- Material provided
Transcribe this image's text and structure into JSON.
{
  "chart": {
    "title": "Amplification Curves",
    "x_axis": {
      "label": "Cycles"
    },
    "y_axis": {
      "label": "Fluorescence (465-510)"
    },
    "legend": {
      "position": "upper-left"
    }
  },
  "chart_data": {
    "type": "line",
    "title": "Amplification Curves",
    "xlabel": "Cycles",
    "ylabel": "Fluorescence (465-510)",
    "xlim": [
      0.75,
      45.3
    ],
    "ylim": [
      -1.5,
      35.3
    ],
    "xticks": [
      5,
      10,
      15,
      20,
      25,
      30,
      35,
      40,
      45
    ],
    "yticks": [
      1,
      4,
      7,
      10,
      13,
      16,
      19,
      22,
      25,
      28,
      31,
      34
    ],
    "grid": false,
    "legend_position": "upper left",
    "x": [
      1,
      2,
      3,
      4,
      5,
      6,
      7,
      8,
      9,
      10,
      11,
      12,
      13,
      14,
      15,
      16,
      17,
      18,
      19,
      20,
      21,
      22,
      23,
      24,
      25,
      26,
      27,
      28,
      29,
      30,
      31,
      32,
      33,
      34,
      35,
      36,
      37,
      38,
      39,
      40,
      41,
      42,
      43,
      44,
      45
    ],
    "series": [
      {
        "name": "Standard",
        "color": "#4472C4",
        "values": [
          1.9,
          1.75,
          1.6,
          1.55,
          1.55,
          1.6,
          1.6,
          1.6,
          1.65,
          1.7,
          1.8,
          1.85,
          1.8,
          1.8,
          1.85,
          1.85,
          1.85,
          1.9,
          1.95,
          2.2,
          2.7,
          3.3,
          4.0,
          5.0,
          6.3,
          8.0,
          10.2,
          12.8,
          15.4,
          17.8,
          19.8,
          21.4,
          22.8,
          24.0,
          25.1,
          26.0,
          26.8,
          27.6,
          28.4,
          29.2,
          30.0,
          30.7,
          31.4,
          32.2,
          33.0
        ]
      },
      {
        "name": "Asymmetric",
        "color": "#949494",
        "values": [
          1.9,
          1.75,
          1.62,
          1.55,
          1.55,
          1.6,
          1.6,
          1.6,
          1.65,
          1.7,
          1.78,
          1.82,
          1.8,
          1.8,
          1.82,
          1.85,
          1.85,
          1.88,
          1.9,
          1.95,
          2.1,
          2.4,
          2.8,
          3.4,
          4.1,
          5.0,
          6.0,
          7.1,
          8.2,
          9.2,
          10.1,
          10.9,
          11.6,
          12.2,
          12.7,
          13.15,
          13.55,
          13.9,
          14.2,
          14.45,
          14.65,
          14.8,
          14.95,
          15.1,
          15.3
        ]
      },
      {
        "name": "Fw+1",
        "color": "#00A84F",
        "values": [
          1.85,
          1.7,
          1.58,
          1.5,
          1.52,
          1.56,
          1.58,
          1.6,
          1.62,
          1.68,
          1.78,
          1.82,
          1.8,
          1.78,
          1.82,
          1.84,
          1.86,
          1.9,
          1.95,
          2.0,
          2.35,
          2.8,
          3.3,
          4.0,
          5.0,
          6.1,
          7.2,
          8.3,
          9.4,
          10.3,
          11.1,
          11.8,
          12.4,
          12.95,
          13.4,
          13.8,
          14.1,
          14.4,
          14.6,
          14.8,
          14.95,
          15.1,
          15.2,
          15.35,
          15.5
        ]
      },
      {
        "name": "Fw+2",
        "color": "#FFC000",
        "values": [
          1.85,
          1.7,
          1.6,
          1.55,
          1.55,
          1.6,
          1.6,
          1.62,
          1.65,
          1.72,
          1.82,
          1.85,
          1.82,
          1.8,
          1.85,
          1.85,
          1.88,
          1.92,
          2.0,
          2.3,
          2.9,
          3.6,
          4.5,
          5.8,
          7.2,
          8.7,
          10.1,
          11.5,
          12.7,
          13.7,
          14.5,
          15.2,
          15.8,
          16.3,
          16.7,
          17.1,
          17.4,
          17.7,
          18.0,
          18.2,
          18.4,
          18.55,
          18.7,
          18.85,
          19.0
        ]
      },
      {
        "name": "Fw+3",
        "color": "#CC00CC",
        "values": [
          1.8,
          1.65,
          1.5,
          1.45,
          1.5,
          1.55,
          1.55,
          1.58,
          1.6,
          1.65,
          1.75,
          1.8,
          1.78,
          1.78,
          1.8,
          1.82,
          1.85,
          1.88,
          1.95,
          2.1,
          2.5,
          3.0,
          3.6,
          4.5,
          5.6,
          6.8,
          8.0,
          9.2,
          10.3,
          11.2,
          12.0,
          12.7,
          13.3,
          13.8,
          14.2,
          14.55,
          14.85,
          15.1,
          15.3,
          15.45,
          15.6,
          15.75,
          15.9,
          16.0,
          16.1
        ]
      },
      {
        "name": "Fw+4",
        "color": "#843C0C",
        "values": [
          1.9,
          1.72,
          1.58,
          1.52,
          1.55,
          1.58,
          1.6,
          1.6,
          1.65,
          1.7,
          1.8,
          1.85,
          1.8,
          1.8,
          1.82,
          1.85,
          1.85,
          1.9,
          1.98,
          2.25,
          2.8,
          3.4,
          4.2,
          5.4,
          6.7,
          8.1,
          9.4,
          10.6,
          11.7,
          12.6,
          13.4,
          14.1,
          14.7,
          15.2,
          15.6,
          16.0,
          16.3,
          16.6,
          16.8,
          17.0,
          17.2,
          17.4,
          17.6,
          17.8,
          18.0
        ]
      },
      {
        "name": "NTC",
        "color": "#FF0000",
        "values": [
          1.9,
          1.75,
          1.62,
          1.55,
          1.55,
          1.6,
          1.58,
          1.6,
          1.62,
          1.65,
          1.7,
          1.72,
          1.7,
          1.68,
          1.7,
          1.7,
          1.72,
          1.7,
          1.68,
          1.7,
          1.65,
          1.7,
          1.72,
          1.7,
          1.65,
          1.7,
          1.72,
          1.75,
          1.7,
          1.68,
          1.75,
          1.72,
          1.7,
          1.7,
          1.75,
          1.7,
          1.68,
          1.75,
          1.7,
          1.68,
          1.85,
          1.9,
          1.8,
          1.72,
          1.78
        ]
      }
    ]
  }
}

- Task to carry out
Your task is to output all of the data above word for word.

- Response for this exercise
Transcribe this image's text and structure into JSON.
{
  "chart": {
    "title": "Amplification Curves",
    "x_axis": {
      "label": "Cycles"
    },
    "y_axis": {
      "label": "Fluorescence (465-510)"
    },
    "legend": {
      "position": "upper-left"
    }
  },
  "chart_data": {
    "type": "line",
    "title": "Amplification Curves",
    "xlabel": "Cycles",
    "ylabel": "Fluorescence (465-510)",
    "xlim": [
      0.75,
      45.3
    ],
    "ylim": [
      -1.5,
      35.3
    ],
    "xticks": [
      5,
      10,
      15,
      20,
      25,
      30,
      35,
      40,
      45
    ],
    "yticks": [
      1,
      4,
      7,
      10,
      13,
      16,
      19,
      22,
      25,
      28,
      31,
      34
    ],
    "grid": false,
    "legend_position": "upper left",
    "x": [
      1,
      2,
      3,
      4,
      5,
      6,
      7,
      8,
      9,
      10,
      11,
      12,
      13,
      14,
      15,
      16,
      17,
      18,
      19,
      20,
      21,
      22,
      23,
      24,
      25,
      26,
      27,
      28,
      29,
      30,
      31,
      32,
      33,
      34,
      35,
      36,
      37,
      38,
      39,
      40,
      41,
      42,
      43,
      44,
      45
    ],
    "series": [
      {
        "name": "Standard",
        "color": "#4472C4",
        "values": [
          1.9,
          1.75,
          1.6,
          1.55,
          1.55,
          1.6,
          1.6,
          1.6,
          1.65,
          1.7,
          1.8,
          1.85,
          1.8,
          1.8,
          1.85,
          1.85,
          1.85,
          1.9,
          1.95,
          2.2,
          2.7,
          3.3,
          4.0,
          5.0,
          6.3,
          8.0,
          10.2,
          12.8,
          15.4,
          17.8,
          19.8,
          21.4,
          22.8,
          24.0,
          25.1,
          26.0,
          26.8,
          27.6,
          28.4,
          29.2,
          30.0,
          30.7,
          31.4,
          32.2,
          33.0
        ]
      },
      {
        "name": "Asymmetric",
        "color": "#949494",
        "values": [
          1.9,
          1.75,
          1.62,
          1.55,
          1.55,
          1.6,
          1.6,
          1.6,
          1.65,
          1.7,
          1.78,
          1.82,
          1.8,
          1.8,
          1.82,
          1.85,
          1.85,
          1.88,
          1.9,
          1.95,
          2.1,
          2.4,
          2.8,
          3.4,
          4.1,
          5.0,
          6.0,
          7.1,
          8.2,
          9.2,
          10.1,
          10.9,
          11.6,
          12.2,
          12.7,
          13.15,
          13.55,
          13.9,
          14.2,
          14.45,
          14.65,
          14.8,
          14.95,
          15.1,
          15.3
        ]
      },
      {
        "name": "Fw+1",
        "color": "#00A84F",
        "values": [
          1.85,
          1.7,
          1.58,
          1.5,
          1.52,
          1.56,
          1.58,
          1.6,
          1.62,
          1.68,
          1.78,
          1.82,
          1.8,
          1.78,
          1.82,
          1.84,
          1.86,
          1.9,
          1.95,
          2.0,
          2.35,
          2.8,
          3.3,
          4.0,
          5.0,
          6.1,
          7.2,
          8.3,
          9.4,
          10.3,
          11.1,
          11.8,
          12.4,
          12.95,
          13.4,
          13.8,
          14.1,
          14.4,
          14.6,
          14.8,
          14.95,
          15.1,
          15.2,
          15.35,
          15.5
        ]
      },
      {
        "name": "Fw+2",
        "color": "#FFC000",
        "values": [
          1.85,
          1.7,
          1.6,
          1.55,
          1.55,
          1.6,
          1.6,
          1.62,
          1.65,
          1.72,
          1.82,
          1.85,
          1.82,
          1.8,
          1.85,
          1.85,
          1.88,
          1.92,
          2.0,
          2.3,
          2.9,
          3.6,
          4.5,
          5.8,
          7.2,
          8.7,
          10.1,
          11.5,
          12.7,
          13.7,
          14.5,
          15.2,
          15.8,
          16.3,
          16.7,
          17.1,
          17.4,
          17.7,
          18.0,
          18.2,
          18.4,
          18.55,
          18.7,
          18.85,
          19.0
        ]
      },
      {
        "name": "Fw+3",
        "color": "#CC00CC",
        "values": [
          1.8,
          1.65,
          1.5,
          1.45,
          1.5,
          1.55,
          1.55,
          1.58,
          1.6,
          1.65,
          1.75,
          1.8,
          1.78,
          1.78,
          1.8,
          1.82,
          1.85,
          1.88,
          1.95,
          2.1,
          2.5,
          3.0,
          3.6,
          4.5,
          5.6,
          6.8,
          8.0,
          9.2,
          10.3,
          11.2,
          12.0,
          12.7,
          13.3,
          13.8,
          14.2,
          14.55,
          14.85,
          15.1,
          15.3,
          15.45,
          15.6,
          15.75,
          15.9,
          16.0,
          16.1
        ]
      },
      {
        "name": "Fw+4",
        "color": "#843C0C",
        "values": [
          1.9,
          1.72,
          1.58,
          1.52,
          1.55,
          1.58,
          1.6,
          1.6,
          1.65,
          1.7,
          1.8,
          1.85,
          1.8,
          1.8,
          1.82,
          1.85,
          1.85,
          1.9,
          1.98,
          2.25,
          2.8,
          3.4,
          4.2,
          5.4,
          6.7,
          8.1,
          9.4,
          10.6,
          11.7,
          12.6,
          13.4,
          14.1,
          14.7,
          15.2,
          15.6,
          16.0,
          16.3,
          16.6,
          16.8,
          17.0,
          17.2,
          17.4,
          17.6,
          17.8,
          18.0
        ]
      },
      {
        "name": "NTC",
        "color": "#FF0000",
        "values": [
          1.9,
          1.75,
          1.62,
          1.55,
          1.55,
          1.6,
          1.58,
          1.6,
          1.62,
          1.65,
          1.7,
          1.72,
          1.7,
          1.68,
          1.7,
          1.7,
          1.72,
          1.7,
          1.68,
          1.7,
          1.65,
          1.7,
          1.72,
          1.7,
          1.65,
          1.7,
          1.72,
          1.75,
          1.7,
          1.68,
          1.75,
          1.72,
          1.7,
          1.7,
          1.75,
          1.7,
          1.68,
          1.75,
          1.7,
          1.68,
          1.85,
          1.9,
          1.8,
          1.72,
          1.78
        ]
      }
    ]
  }
}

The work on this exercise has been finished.